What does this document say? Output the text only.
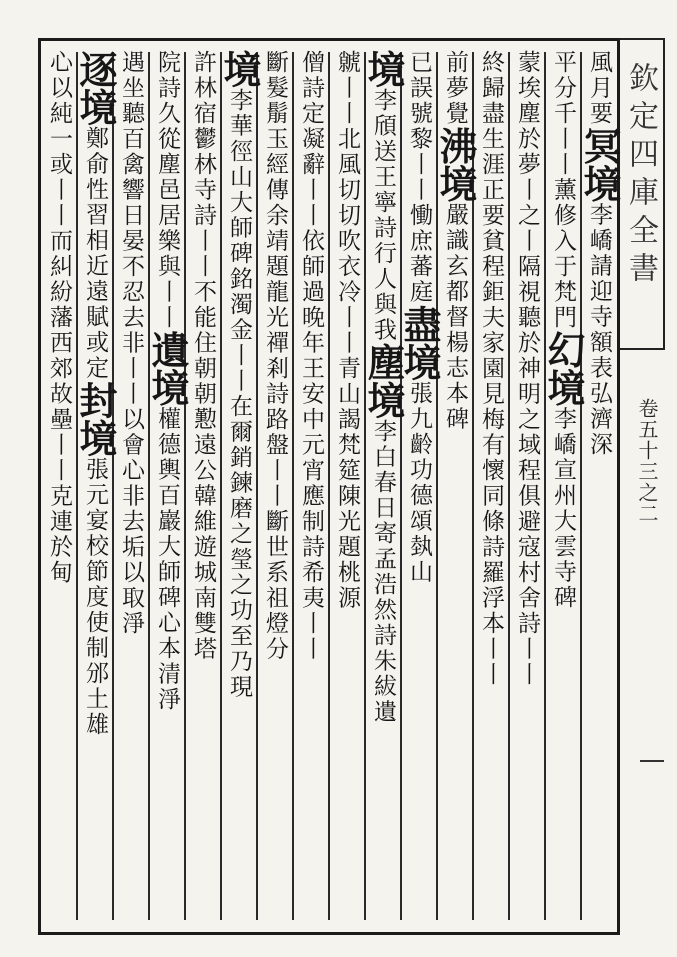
欽定四庫全書
卷五十三之二
風月要冥境李嶠請迎寺額表弘濟深
平分千丨丨薰修入于梵門幻境李嶠宣州大雲寺碑
蒙埃塵於夢丨之丨隔視聽於神明之域程俱避寇村舍詩丨丨
終歸盡生涯正要貧程鉅夫家園見梅有懷同條詩羅浮本丨丨
前夢覺沸境嚴識玄都督楊志本碑
已誤號黎丨丨慟庶蕃庭盡境張九齡功德頌埶山
境李頎送王寧詩行人與我塵境李白春日寄孟浩然詩朱紱遺
虩丨丨北風切切吹衣冷丨丨青山謁梵筵陳光題桃源
僧詩定凝辭丨丨依師過晚年王安中元宵應制詩希夷丨丨
斷髮鬅玉經傳余靖題龍光禪剎詩路盤丨丨斷世系祖燈分
境李華徑山大師碑銘濁金丨丨在爾銷鍊磨之瑩之功至乃現
許林宿鬱林寺詩丨丨不能住朝朝懃遠公韓維遊城南雙塔
院詩久從塵邑居樂與丨丨遺境權德輿百巖大師碑心本清淨
遇坐聽百禽響日晏不忍去非丨丨以會心非去垢以取淨
逐境鄭俞性習相近遠賦或定封境張元宴校節度使制邠土雄
心以純一或丨丨而糾紛藩西郊故壘丨丨克連於甸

****************************************

TASK PROMPT
Make an exact copy of every record, pictures excluded.

FULL SOLUTION
What does this document say? Output the text only.
欽定四庫全書
卷五十三之二
風月要冥境李嶠請迎寺額表弘濟深
平分千丨丨薰修入于梵門幻境李嶠宣州大雲寺碑
蒙埃塵於夢丨之丨隔視聽於神明之域程俱避寇村舍詩丨丨
終歸盡生涯正要貧程鉅夫家園見梅有懷同條詩羅浮本丨丨
前夢覺沸境嚴識玄都督楊志本碑
已誤號黎丨丨慟庶蕃庭盡境張九齡功德頌埶山
境李頎送王寧詩行人與我塵境李白春日寄孟浩然詩朱紱遺
虩丨丨北風切切吹衣冷丨丨青山謁梵筵陳光題桃源
僧詩定凝辭丨丨依師過晚年王安中元宵應制詩希夷丨丨
斷髮鬅玉經傳余靖題龍光禪剎詩路盤丨丨斷世系祖燈分
境李華徑山大師碑銘濁金丨丨在爾銷鍊磨之瑩之功至乃現
許林宿鬱林寺詩丨丨不能住朝朝懃遠公韓維遊城南雙塔
院詩久從塵邑居樂與丨丨遺境權德輿百巖大師碑心本清淨
遇坐聽百禽響日晏不忍去非丨丨以會心非去垢以取淨
逐境鄭俞性習相近遠賦或定封境張元宴校節度使制邠土雄
心以純一或丨丨而糾紛藩西郊故壘丨丨克連於甸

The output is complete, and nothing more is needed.